■ Given problem
Find and copy every line in the records that includes the string "rozwoju".

=-=-=-=-=

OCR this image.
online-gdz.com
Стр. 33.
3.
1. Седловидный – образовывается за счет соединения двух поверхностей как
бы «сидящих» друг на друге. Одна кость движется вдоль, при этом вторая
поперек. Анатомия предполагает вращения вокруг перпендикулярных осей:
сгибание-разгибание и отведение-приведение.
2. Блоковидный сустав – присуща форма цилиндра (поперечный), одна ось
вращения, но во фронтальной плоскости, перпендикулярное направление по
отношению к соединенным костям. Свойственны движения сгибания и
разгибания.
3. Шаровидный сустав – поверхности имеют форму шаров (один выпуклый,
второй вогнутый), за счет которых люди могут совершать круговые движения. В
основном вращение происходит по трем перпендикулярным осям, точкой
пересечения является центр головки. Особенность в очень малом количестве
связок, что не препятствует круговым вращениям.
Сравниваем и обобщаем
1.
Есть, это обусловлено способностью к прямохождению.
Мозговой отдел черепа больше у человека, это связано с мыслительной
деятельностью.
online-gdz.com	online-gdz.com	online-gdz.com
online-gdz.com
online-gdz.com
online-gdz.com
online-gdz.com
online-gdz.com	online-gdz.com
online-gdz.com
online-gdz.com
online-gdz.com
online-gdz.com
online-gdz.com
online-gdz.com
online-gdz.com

=-=-=-=-=

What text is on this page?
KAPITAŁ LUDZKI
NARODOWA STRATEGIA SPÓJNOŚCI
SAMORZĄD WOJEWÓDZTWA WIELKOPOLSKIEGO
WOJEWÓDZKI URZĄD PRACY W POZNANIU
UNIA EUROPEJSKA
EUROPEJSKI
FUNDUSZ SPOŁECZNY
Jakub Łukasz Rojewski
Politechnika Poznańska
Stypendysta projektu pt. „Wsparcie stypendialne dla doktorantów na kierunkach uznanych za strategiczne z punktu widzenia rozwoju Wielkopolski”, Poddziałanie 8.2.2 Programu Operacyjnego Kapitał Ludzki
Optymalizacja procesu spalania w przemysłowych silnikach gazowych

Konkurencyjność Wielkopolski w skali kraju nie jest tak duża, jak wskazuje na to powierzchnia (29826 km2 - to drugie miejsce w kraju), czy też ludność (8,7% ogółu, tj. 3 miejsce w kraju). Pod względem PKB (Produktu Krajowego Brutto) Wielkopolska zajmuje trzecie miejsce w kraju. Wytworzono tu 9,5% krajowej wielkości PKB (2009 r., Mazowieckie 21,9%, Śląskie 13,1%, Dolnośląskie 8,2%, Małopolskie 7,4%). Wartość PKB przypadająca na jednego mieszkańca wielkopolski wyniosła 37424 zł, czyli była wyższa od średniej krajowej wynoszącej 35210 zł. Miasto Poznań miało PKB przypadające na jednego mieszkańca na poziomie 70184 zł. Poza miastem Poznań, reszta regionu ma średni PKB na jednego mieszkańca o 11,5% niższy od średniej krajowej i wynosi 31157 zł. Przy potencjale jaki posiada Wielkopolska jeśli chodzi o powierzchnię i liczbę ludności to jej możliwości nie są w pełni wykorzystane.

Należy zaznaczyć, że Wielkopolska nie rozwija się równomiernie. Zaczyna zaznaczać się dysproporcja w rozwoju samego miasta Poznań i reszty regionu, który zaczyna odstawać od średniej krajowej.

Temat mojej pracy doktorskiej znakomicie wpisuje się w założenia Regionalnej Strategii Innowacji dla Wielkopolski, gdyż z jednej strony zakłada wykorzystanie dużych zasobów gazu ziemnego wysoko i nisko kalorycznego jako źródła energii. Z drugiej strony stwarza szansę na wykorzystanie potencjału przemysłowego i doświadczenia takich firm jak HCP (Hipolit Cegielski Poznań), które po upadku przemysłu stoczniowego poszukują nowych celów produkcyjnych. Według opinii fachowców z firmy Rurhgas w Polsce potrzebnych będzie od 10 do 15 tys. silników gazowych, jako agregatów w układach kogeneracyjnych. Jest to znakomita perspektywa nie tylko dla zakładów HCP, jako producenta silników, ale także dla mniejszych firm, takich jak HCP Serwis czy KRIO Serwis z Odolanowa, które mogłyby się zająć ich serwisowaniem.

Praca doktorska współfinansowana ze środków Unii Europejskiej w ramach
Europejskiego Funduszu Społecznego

=-=-=-=-=

■ Output for this exercise
Stypendysta projektu pt. „Wsparcie stypendialne dla doktorantów na kierunkach uznanych za strategiczne z punktu widzenia rozwoju Wielkopolski”, Poddziałanie 8.2.2 Programu Operacyjnego Kapitał Ludzki
Należy zaznaczyć, że Wielkopolska nie rozwija się równomiernie. Zaczyna zaznaczać się dysproporcja w rozwoju samego miasta Poznań i reszty regionu, który zaczyna odstawać od średniej krajowej.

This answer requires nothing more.